• [Set exercise] Using the data beneath, show every line that includes the word "text".

• [A run of records]
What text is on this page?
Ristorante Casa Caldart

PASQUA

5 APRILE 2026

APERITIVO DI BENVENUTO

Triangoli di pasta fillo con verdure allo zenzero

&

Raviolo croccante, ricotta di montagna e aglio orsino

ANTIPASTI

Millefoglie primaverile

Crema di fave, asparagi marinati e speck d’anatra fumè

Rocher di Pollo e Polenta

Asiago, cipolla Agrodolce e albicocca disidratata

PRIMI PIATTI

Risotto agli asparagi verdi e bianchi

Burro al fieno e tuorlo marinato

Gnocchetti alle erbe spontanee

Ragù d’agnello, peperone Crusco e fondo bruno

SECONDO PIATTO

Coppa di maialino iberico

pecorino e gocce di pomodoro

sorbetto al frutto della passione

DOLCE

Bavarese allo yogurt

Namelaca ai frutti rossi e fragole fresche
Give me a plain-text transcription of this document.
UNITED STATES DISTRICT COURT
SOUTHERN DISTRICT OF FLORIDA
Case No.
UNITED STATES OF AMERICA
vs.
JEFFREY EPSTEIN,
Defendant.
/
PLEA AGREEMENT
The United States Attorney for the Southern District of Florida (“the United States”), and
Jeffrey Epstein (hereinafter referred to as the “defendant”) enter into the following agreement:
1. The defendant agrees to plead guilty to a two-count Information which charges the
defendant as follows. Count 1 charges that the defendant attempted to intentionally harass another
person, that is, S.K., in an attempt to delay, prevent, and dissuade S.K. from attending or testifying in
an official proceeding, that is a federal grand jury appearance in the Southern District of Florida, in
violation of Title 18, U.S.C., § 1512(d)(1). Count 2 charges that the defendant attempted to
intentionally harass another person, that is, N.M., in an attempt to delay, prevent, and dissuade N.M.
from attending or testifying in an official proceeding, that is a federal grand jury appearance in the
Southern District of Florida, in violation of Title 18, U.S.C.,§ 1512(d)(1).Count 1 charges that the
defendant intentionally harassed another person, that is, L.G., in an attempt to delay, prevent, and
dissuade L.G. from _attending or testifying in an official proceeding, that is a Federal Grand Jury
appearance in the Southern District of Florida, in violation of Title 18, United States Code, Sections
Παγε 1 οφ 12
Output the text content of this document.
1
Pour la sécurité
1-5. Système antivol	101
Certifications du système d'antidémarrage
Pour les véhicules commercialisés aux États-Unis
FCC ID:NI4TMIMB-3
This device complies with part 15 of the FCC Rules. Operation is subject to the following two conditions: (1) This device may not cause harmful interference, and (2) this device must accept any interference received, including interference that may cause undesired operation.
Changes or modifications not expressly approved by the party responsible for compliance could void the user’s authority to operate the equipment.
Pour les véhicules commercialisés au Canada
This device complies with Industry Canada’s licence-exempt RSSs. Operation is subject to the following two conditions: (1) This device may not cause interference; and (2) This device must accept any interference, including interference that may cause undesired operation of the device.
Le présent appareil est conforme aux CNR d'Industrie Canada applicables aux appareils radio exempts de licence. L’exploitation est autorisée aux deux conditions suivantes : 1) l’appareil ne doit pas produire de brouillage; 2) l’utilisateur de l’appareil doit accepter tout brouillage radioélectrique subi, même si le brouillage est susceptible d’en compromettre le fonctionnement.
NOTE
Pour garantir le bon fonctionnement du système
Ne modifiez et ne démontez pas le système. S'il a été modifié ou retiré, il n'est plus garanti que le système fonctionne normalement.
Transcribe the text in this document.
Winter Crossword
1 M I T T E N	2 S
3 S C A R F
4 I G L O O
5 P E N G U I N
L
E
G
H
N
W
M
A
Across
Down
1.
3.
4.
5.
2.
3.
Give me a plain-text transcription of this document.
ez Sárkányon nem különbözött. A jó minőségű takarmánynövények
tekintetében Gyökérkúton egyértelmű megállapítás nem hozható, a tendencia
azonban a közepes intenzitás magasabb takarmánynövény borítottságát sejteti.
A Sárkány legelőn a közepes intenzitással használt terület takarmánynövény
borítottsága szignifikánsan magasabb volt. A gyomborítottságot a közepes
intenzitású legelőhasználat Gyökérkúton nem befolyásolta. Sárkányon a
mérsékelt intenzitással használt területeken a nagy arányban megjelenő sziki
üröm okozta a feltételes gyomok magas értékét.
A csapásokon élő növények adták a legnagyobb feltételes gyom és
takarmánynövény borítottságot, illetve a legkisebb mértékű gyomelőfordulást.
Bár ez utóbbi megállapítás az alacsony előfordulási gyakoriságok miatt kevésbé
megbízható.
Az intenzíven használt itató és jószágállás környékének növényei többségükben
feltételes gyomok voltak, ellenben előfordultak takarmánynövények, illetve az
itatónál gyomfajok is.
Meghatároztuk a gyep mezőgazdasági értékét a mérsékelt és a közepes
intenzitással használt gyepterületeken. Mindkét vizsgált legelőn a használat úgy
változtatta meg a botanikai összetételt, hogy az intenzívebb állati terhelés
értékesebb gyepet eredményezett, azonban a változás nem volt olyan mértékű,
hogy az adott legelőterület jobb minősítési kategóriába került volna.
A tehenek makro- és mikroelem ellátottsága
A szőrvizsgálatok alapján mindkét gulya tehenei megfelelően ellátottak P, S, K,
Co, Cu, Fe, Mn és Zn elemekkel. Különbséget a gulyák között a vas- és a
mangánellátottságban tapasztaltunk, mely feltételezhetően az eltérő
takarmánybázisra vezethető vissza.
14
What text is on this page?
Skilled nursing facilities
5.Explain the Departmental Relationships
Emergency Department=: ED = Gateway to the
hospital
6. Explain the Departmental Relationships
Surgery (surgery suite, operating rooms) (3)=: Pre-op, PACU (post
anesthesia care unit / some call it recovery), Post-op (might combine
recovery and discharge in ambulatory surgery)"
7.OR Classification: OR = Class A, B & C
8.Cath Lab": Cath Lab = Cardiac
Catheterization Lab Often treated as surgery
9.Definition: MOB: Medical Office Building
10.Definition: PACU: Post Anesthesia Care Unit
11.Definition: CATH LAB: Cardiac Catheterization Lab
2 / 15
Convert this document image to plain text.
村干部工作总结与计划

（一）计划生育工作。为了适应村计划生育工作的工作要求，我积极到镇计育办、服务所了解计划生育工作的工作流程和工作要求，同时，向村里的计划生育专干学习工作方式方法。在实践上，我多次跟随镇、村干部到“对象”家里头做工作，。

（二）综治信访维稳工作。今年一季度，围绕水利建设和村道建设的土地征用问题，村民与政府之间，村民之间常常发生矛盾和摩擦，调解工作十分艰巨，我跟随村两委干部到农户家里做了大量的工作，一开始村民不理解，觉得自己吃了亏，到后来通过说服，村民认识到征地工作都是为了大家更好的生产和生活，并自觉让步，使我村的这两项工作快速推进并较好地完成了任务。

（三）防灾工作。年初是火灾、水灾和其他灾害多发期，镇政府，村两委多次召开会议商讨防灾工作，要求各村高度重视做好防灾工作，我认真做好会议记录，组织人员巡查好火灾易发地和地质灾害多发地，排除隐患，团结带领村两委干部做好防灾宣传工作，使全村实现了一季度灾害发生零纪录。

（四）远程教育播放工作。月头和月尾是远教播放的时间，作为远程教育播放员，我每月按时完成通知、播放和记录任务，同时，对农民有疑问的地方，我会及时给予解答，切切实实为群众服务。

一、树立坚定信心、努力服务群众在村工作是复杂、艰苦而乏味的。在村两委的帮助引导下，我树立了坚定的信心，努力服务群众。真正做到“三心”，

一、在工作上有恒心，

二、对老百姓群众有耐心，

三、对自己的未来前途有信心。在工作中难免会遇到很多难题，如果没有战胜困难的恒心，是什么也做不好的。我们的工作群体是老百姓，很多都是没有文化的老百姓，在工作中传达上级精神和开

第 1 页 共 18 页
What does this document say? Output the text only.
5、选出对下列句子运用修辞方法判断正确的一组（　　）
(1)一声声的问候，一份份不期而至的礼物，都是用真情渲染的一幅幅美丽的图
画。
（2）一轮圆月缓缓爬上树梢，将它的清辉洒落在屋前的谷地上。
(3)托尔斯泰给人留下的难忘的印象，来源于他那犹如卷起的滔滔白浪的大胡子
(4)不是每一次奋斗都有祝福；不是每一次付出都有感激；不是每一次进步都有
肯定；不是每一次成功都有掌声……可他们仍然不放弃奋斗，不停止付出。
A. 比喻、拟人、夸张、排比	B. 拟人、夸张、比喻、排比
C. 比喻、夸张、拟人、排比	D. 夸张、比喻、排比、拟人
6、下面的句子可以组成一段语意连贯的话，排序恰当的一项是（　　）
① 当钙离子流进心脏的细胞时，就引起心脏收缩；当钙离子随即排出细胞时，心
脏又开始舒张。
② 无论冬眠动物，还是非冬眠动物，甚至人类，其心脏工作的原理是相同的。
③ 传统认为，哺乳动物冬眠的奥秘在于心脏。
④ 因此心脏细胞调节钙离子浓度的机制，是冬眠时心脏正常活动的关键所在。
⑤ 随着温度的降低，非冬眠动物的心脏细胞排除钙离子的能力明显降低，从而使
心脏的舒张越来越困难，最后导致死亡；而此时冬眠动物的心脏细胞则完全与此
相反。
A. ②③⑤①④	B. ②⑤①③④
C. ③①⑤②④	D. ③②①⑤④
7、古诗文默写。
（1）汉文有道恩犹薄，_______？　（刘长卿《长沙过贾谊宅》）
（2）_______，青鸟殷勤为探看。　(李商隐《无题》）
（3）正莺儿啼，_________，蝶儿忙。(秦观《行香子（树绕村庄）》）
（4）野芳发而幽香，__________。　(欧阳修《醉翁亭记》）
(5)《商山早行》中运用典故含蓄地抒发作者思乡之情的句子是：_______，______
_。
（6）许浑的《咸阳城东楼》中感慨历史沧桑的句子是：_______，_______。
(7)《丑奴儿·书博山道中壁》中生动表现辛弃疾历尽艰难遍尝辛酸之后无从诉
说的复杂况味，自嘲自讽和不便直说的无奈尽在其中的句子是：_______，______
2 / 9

• [Full output]
What text is on this page?
Give me a plain-text transcription of this document.
Output the text content of this document.
Transcribe the text in this document.
Give me a plain-text transcription of this document.
What text is on this page?
Convert this document image to plain text.
What does this document say? Output the text only.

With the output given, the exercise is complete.